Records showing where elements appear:
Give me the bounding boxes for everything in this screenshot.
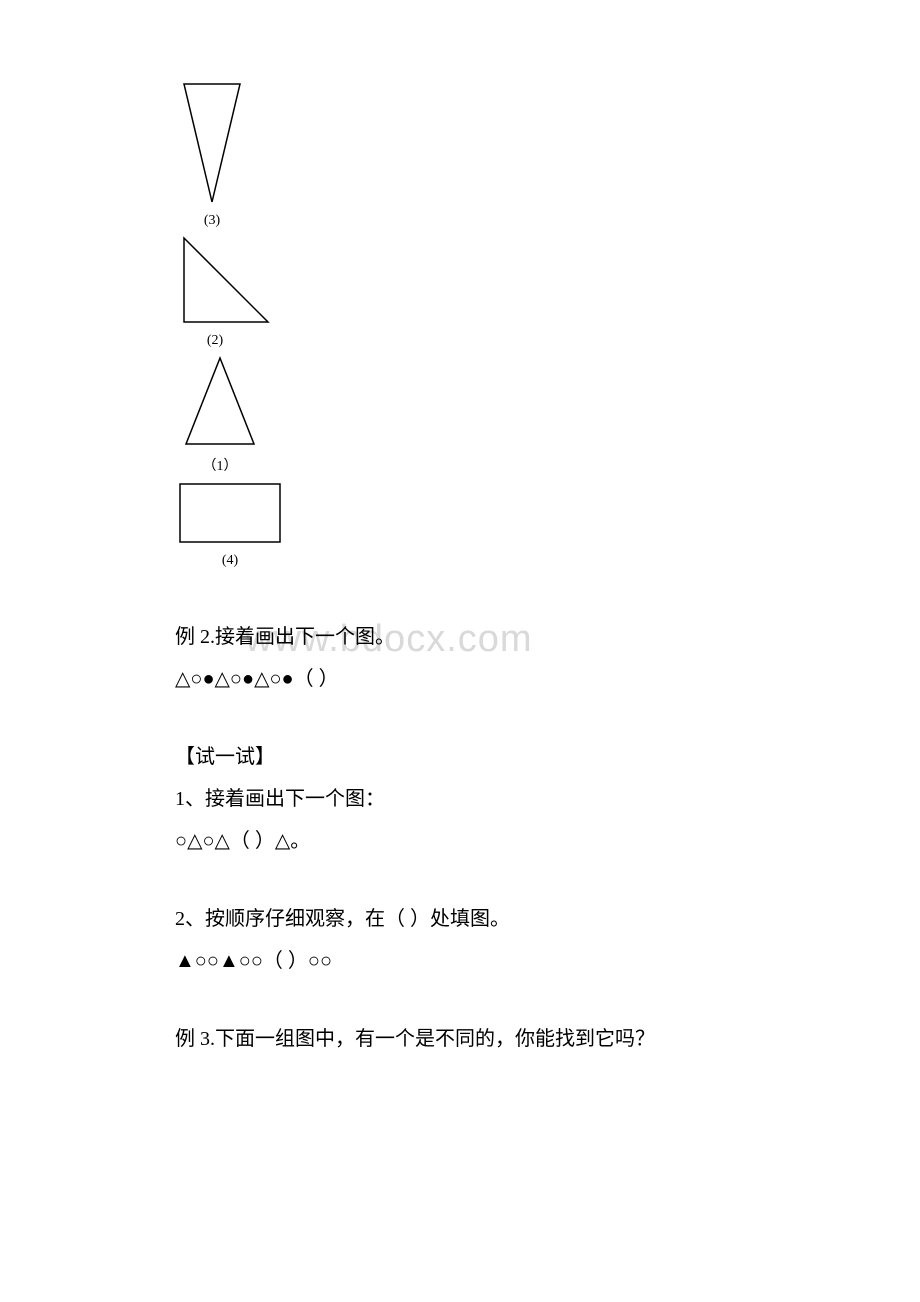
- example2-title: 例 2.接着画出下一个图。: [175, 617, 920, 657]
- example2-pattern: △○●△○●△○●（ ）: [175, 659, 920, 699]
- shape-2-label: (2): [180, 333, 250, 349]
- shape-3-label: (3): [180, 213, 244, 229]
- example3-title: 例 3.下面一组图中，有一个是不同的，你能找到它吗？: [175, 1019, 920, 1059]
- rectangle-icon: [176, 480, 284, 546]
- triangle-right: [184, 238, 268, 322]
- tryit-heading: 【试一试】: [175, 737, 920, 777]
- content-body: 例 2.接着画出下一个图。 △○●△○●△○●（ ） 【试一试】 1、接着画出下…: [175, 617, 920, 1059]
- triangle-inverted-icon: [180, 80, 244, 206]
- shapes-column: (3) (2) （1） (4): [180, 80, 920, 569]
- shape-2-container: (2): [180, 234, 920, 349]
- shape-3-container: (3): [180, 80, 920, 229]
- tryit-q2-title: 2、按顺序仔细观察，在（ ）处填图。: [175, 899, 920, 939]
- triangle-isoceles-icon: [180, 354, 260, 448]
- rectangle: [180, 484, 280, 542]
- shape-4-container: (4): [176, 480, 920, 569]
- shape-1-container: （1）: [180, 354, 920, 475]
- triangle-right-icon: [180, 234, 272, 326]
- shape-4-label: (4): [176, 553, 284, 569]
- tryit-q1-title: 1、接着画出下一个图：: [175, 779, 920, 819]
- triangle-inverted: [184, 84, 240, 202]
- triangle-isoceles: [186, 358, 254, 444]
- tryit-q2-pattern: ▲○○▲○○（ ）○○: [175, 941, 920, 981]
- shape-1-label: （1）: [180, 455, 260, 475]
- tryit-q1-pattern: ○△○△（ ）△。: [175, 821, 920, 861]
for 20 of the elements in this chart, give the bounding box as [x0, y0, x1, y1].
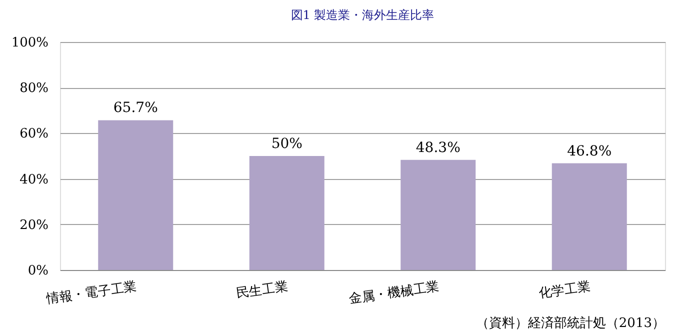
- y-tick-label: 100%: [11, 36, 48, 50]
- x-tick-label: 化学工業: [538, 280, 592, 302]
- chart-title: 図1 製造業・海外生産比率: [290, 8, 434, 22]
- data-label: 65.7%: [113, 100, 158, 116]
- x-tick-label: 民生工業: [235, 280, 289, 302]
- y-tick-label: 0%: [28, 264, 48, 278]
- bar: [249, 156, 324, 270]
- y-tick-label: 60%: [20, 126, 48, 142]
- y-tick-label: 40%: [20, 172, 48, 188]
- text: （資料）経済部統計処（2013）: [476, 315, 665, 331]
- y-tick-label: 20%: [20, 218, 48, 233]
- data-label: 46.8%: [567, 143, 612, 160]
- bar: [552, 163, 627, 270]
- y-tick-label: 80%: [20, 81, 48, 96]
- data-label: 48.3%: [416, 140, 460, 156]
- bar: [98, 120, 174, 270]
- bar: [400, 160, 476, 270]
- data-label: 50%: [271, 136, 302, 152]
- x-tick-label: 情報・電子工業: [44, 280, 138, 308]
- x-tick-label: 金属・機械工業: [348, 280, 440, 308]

**STATED TASK:**
Can you copy out every line of the records above word for word, leaving out the pictures?

**EXERCISE RESPONSE:**
Give me the bounding boxes for everything in this screenshot.
- example2-title: 例 2.接着画出下一个图。: [175, 617, 920, 657]
- example2-pattern: △○●△○●△○●（ ）: [175, 659, 920, 699]
- shape-2-label: (2): [180, 333, 250, 349]
- shape-3-label: (3): [180, 213, 244, 229]
- example3-title: 例 3.下面一组图中，有一个是不同的，你能找到它吗？: [175, 1019, 920, 1059]
- rectangle-icon: [176, 480, 284, 546]
- triangle-right: [184, 238, 268, 322]
- tryit-heading: 【试一试】: [175, 737, 920, 777]
- content-body: 例 2.接着画出下一个图。 △○●△○●△○●（ ） 【试一试】 1、接着画出下…: [175, 617, 920, 1059]
- triangle-inverted-icon: [180, 80, 244, 206]
- shapes-column: (3) (2) （1） (4): [180, 80, 920, 569]
- shape-2-container: (2): [180, 234, 920, 349]
- shape-3-container: (3): [180, 80, 920, 229]
- tryit-q2-title: 2、按顺序仔细观察，在（ ）处填图。: [175, 899, 920, 939]
- triangle-isoceles-icon: [180, 354, 260, 448]
- rectangle: [180, 484, 280, 542]
- shape-4-container: (4): [176, 480, 920, 569]
- shape-1-container: （1）: [180, 354, 920, 475]
- triangle-right-icon: [180, 234, 272, 326]
- shape-4-label: (4): [176, 553, 284, 569]
- tryit-q1-title: 1、接着画出下一个图：: [175, 779, 920, 819]
- triangle-inverted: [184, 84, 240, 202]
- triangle-isoceles: [186, 358, 254, 444]
- tryit-q2-pattern: ▲○○▲○○（ ）○○: [175, 941, 920, 981]
- shape-1-label: （1）: [180, 455, 260, 475]
- tryit-q1-pattern: ○△○△（ ）△。: [175, 821, 920, 861]
for 20 of the elements in this chart, give the bounding box as [x0, y0, x1, y1].
- y-tick-label: 100%: [11, 36, 48, 50]
- x-tick-label: 化学工業: [538, 280, 592, 302]
- chart-title: 図1 製造業・海外生産比率: [290, 8, 434, 22]
- data-label: 65.7%: [113, 100, 158, 116]
- x-tick-label: 民生工業: [235, 280, 289, 302]
- y-tick-label: 0%: [28, 264, 48, 278]
- bar: [249, 156, 324, 270]
- y-tick-label: 60%: [20, 126, 48, 142]
- y-tick-label: 40%: [20, 172, 48, 188]
- text: （資料）経済部統計処（2013）: [476, 315, 665, 331]
- y-tick-label: 20%: [20, 218, 48, 233]
- data-label: 46.8%: [567, 143, 612, 160]
- bar: [552, 163, 627, 270]
- y-tick-label: 80%: [20, 81, 48, 96]
- data-label: 48.3%: [416, 140, 460, 156]
- bar: [98, 120, 174, 270]
- bar: [400, 160, 476, 270]
- data-label: 50%: [271, 136, 302, 152]
- x-tick-label: 情報・電子工業: [44, 280, 138, 308]
- x-tick-label: 金属・機械工業: [348, 280, 440, 308]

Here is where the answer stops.